§ Problem requirements:
Extract the entries in their exact form.

— Start The input —

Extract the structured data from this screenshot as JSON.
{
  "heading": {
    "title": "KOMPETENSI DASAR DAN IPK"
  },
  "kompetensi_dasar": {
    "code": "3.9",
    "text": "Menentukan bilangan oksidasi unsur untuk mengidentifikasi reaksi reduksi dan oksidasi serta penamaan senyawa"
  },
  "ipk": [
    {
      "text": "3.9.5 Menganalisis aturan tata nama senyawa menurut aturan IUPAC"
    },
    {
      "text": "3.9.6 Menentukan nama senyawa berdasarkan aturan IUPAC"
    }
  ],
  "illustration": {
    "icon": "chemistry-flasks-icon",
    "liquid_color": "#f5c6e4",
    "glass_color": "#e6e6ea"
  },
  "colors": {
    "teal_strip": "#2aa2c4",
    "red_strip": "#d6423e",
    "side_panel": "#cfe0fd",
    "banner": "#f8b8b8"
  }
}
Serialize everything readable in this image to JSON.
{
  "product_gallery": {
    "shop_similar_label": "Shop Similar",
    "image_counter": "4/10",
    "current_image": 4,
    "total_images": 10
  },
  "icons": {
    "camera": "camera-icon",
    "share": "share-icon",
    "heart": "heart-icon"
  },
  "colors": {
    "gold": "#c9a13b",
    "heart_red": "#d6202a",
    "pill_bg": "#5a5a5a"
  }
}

— End The input —

§ Response below:
Extract the structured data from this screenshot as JSON.
{
  "heading": {
    "title": "KOMPETENSI DASAR DAN IPK"
  },
  "kompetensi_dasar": {
    "code": "3.9",
    "text": "Menentukan bilangan oksidasi unsur untuk mengidentifikasi reaksi reduksi dan oksidasi serta penamaan senyawa"
  },
  "ipk": [
    {
      "text": "3.9.5 Menganalisis aturan tata nama senyawa menurut aturan IUPAC"
    },
    {
      "text": "3.9.6 Menentukan nama senyawa berdasarkan aturan IUPAC"
    }
  ],
  "illustration": {
    "icon": "chemistry-flasks-icon",
    "liquid_color": "#f5c6e4",
    "glass_color": "#e6e6ea"
  },
  "colors": {
    "teal_strip": "#2aa2c4",
    "red_strip": "#d6423e",
    "side_panel": "#cfe0fd",
    "banner": "#f8b8b8"
  }
}
Serialize everything readable in this image to JSON.
{
  "product_gallery": {
    "shop_similar_label": "Shop Similar",
    "image_counter": "4/10",
    "current_image": 4,
    "total_images": 10
  },
  "icons": {
    "camera": "camera-icon",
    "share": "share-icon",
    "heart": "heart-icon"
  },
  "colors": {
    "gold": "#c9a13b",
    "heart_red": "#d6202a",
    "pill_bg": "#5a5a5a"
  }
}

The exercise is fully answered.